** Start of Input for this task **

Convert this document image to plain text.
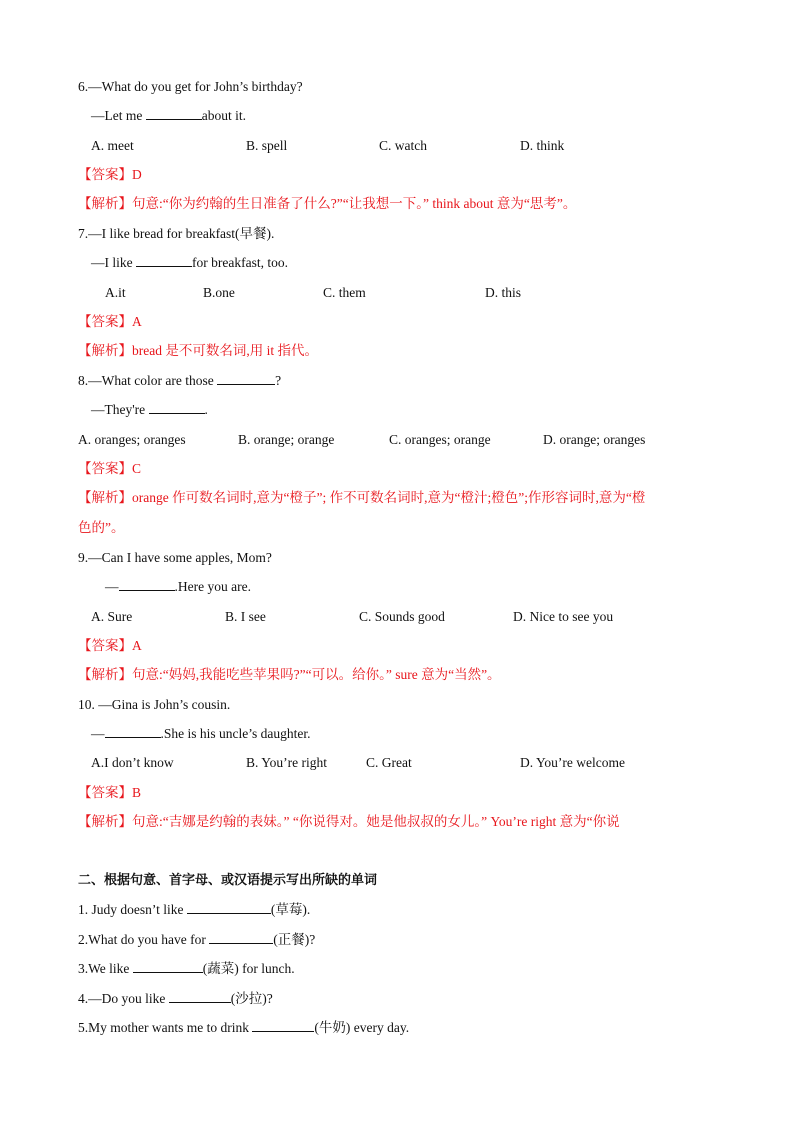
6.—What do you get for John’s birthday?
—Let me	about it.
A. meet	B. spell	C. watch	D. think
【答案】D
【解析】句意:“你为约翰的生日准备了什么?”“让我想一下。” think about 意为“思考”。
7.—I like bread for breakfast(早餐).
—I like	for breakfast, too.
A.it	B.one	C. them	D. this
【答案】A
【解析】bread 是不可数名词,用 it 指代。
8.—What color are those	?
—They're	.
A. oranges; oranges	B. orange; orange	C. oranges; orange	D. orange; oranges
【答案】C
【解析】orange 作可数名词时,意为“橙子”; 作不可数名词时,意为“橙汁;橙色”;作形容词时,意为“橙
色的”。
9.—Can I have some apples, Mom?
—	.Here you are.
A. Sure	B. I see	C. Sounds good	D. Nice to see you
【答案】A
【解析】句意:“妈妈,我能吃些苹果吗?”“可以。给你。” sure 意为“当然”。
10. —Gina is John’s cousin.
—	.She is his uncle’s daughter.
A.I don’t know	B. You’re right	C. Great	D. You’re welcome
【答案】B
【解析】句意:“吉娜是约翰的表妹。” “你说得对。她是他叔叔的女儿。” You’re right 意为“你说
二、根据句意、首字母、或汉语提示写出所缺的单词
1. Judy doesn’t like	(草莓).
2.What do you have for	(正餐)?
3.We like	(蔬菜) for lunch.
4.—Do you like	(沙拉)?
5.My mother wants me to drink	(牛奶) every day.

** End of Input for this task **

All lines in the data that contain the word "about" should be copied.

—Let me	about it.
【解析】句意:“你为约翰的生日准备了什么?”“让我想一下。” think about 意为“思考”。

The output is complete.